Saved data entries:
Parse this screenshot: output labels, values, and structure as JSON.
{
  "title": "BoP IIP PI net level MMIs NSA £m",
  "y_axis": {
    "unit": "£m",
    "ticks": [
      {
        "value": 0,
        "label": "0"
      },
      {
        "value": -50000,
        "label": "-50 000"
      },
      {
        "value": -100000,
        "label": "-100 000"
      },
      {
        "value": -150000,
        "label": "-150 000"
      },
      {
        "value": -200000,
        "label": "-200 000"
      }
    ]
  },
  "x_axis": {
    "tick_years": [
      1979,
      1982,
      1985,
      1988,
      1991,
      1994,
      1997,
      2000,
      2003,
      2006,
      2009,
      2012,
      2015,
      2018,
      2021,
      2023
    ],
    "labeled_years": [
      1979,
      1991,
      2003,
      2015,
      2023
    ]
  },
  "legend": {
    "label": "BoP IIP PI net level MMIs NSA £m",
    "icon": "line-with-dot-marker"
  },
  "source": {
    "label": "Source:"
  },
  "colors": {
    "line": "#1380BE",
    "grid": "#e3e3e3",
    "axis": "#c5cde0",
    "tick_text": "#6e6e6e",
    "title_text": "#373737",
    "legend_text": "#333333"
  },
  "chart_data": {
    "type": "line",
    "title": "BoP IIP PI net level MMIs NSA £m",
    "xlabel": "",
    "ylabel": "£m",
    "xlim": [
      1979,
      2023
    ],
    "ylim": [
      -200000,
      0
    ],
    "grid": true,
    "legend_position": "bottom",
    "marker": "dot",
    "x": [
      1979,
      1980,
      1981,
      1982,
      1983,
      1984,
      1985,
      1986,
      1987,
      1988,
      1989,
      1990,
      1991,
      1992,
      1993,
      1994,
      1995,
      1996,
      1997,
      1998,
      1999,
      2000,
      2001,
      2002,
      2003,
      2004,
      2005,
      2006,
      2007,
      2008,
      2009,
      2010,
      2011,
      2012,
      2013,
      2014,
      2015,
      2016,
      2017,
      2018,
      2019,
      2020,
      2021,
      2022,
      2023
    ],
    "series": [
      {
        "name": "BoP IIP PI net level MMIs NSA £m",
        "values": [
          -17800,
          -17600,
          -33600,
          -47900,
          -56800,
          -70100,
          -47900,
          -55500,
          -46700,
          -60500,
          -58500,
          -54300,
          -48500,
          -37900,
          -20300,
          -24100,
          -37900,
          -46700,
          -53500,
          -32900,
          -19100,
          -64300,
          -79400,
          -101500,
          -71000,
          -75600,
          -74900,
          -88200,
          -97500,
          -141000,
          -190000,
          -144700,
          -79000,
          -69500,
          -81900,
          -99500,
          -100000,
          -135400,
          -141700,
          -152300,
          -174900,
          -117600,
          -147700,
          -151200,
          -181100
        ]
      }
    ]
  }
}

==

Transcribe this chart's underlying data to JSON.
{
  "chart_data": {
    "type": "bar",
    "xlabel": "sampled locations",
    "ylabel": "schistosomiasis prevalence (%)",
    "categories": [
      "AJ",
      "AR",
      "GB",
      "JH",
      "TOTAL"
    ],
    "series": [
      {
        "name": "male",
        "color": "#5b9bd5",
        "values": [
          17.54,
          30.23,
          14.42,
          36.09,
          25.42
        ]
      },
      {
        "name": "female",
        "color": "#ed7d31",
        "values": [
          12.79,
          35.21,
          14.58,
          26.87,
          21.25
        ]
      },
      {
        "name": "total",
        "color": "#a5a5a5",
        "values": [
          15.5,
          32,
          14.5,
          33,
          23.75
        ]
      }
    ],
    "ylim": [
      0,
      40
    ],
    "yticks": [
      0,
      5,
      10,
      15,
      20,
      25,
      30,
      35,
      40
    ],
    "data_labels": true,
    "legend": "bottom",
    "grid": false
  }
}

(Task statement)
Every line that holds the string "ylabel" should be returned.

(The answer)
    "ylabel": "£m",
    "ylabel": "schistosomiasis prevalence (%)",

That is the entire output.